Search the data for the string "SENSEX" and extract every line where it appears.

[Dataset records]
-- Begin --

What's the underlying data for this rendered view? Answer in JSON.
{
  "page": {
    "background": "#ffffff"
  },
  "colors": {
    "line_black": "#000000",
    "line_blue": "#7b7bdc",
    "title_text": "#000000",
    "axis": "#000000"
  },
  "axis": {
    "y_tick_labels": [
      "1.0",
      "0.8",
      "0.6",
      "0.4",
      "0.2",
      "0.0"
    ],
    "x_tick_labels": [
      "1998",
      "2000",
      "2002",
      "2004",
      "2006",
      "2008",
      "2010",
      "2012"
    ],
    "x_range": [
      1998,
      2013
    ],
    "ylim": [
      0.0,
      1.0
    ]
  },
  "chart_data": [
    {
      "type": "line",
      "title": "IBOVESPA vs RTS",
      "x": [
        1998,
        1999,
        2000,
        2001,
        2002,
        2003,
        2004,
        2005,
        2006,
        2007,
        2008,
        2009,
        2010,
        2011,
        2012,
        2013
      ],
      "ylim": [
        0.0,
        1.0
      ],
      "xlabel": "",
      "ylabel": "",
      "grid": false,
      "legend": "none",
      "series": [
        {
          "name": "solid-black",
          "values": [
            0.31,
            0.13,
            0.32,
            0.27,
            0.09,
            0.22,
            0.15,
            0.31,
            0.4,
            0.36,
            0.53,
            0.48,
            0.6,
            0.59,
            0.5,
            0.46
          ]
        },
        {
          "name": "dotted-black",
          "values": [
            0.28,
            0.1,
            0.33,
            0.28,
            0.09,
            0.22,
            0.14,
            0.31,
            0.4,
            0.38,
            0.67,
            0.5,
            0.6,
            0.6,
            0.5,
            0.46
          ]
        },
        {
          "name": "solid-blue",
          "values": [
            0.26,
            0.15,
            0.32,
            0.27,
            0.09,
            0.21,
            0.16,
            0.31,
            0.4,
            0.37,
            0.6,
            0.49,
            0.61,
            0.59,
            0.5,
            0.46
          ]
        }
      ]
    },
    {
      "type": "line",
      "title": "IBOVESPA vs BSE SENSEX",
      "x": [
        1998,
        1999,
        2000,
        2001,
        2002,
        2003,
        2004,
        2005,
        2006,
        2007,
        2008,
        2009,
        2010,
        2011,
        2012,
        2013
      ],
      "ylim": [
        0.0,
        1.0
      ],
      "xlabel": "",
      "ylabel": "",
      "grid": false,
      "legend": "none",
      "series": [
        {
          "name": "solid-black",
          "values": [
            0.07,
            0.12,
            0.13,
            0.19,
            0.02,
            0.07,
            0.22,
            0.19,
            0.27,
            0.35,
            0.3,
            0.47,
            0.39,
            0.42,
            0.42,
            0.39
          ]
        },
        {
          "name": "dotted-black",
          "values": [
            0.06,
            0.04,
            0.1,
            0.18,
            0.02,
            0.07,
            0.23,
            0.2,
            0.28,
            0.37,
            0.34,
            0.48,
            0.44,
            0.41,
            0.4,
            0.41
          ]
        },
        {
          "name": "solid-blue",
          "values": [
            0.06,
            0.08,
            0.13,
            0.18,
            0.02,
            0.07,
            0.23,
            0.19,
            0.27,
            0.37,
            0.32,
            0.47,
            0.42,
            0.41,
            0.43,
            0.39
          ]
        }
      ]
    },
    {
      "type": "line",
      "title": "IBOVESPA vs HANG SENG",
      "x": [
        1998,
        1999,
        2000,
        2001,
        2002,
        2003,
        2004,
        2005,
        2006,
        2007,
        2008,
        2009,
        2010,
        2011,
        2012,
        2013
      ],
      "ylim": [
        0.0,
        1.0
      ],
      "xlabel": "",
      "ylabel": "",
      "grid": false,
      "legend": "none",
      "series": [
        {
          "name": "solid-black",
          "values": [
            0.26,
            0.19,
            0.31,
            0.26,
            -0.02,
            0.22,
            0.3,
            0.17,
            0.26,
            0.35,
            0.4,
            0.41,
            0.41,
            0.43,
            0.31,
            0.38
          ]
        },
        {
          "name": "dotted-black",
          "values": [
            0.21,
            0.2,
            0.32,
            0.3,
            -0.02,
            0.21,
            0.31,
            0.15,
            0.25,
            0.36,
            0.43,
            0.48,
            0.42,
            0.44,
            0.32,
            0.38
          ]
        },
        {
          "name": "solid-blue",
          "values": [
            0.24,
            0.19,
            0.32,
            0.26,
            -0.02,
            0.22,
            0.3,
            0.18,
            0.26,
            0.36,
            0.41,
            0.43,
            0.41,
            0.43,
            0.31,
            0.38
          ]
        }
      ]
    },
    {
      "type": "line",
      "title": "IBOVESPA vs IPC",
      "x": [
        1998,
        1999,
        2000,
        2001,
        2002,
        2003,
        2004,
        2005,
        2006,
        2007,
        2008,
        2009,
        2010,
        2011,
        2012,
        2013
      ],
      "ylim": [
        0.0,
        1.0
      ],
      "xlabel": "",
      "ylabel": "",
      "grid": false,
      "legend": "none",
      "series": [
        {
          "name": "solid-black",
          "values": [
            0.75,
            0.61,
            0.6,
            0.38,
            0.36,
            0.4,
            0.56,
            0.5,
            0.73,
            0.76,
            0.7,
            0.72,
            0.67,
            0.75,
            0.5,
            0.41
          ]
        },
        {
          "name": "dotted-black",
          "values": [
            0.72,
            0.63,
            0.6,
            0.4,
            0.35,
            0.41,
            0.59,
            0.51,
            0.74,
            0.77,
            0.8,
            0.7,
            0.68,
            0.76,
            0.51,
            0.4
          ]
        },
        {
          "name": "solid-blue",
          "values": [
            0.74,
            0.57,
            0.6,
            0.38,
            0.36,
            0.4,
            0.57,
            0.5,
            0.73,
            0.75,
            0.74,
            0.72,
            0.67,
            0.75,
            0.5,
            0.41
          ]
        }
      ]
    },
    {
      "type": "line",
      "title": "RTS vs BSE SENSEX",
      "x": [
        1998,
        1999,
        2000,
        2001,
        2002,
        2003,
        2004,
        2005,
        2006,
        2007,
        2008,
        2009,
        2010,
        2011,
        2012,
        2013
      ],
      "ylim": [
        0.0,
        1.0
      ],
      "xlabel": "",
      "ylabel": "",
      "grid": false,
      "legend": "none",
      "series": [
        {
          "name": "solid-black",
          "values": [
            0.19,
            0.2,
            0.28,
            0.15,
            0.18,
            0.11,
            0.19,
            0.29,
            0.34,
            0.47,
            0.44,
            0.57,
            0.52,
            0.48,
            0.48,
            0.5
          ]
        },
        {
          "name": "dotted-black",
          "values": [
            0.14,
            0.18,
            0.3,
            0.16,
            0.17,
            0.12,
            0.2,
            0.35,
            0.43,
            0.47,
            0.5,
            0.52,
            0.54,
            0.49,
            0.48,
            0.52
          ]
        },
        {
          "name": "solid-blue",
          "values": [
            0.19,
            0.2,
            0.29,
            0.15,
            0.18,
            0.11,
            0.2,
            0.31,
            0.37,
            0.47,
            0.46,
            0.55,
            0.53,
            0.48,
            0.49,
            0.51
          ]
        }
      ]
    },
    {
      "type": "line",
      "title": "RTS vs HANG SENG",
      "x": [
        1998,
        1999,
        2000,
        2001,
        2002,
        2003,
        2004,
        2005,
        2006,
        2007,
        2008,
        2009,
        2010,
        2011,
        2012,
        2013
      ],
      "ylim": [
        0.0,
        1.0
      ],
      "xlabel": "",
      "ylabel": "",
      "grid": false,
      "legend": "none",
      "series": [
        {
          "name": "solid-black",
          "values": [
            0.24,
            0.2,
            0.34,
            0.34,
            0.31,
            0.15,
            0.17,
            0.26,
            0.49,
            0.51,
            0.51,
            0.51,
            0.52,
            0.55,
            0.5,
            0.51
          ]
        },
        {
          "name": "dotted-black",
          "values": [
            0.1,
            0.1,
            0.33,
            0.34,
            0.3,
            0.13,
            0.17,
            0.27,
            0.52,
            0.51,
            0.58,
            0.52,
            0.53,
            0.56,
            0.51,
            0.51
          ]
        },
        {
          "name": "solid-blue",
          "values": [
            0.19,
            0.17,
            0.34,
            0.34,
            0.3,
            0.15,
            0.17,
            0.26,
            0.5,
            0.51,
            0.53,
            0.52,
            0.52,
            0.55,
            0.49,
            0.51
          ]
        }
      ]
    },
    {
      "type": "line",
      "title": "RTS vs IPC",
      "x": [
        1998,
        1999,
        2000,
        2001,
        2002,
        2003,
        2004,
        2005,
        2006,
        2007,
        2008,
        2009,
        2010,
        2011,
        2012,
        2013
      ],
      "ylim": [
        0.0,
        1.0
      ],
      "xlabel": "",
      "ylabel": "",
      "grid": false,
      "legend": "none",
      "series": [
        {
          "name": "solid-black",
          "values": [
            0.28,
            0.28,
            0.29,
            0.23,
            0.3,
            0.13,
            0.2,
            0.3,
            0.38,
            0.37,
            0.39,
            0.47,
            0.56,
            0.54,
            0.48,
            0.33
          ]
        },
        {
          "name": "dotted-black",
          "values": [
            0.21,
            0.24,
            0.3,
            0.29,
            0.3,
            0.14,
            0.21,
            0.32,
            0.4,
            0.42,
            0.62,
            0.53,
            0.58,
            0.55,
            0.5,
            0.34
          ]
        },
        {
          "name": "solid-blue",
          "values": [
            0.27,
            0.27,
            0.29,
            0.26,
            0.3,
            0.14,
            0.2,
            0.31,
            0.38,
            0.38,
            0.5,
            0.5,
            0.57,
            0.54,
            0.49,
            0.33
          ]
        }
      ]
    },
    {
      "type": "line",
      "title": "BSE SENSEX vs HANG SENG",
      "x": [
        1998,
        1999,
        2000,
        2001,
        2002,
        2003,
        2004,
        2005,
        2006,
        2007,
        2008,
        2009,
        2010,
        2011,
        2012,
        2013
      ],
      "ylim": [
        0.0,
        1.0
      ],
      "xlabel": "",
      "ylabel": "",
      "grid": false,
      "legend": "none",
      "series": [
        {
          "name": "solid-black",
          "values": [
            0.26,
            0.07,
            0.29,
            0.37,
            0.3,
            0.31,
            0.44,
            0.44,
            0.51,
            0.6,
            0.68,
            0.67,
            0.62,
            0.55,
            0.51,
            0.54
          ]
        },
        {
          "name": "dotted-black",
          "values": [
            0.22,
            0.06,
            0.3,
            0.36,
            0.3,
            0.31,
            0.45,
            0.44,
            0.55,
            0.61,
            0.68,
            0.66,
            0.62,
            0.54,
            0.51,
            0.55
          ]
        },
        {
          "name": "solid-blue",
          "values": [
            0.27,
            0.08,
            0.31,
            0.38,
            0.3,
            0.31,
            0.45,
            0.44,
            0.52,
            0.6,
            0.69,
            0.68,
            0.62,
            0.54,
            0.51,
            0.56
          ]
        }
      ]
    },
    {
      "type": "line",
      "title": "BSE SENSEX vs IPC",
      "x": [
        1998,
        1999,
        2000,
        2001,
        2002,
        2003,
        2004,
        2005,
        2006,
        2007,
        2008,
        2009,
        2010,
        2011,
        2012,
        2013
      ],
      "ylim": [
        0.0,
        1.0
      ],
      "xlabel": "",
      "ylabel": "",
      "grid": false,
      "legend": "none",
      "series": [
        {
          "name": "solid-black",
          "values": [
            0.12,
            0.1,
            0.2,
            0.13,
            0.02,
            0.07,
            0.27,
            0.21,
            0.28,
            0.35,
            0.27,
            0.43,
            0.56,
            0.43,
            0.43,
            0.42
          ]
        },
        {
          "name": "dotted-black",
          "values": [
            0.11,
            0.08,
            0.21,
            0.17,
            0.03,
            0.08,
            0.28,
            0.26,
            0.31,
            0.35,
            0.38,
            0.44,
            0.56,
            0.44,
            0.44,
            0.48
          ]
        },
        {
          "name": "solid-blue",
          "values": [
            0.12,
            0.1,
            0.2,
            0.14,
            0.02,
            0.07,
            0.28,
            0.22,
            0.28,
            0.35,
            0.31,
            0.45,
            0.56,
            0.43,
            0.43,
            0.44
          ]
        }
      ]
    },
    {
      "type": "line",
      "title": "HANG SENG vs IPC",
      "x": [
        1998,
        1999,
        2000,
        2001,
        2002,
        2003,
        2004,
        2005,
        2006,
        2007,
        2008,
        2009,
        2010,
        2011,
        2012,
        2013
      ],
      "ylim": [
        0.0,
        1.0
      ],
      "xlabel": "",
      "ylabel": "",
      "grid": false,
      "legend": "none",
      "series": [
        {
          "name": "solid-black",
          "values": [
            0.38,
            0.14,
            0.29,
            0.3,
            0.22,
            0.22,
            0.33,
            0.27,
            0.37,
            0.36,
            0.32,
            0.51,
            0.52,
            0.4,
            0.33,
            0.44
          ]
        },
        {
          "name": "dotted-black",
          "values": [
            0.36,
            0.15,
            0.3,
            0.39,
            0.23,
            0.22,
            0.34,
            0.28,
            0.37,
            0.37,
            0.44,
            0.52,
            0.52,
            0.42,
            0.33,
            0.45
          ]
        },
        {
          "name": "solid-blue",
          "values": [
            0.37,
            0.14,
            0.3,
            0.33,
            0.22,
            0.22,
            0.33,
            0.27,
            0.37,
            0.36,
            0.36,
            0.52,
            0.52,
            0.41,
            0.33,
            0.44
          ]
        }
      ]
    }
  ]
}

-- End --

RESPONSE TO THE EXERCISE:
      "title": "IBOVESPA vs BSE SENSEX",
      "title": "RTS vs BSE SENSEX",
      "title": "BSE SENSEX vs HANG SENG",
      "title": "BSE SENSEX vs IPC",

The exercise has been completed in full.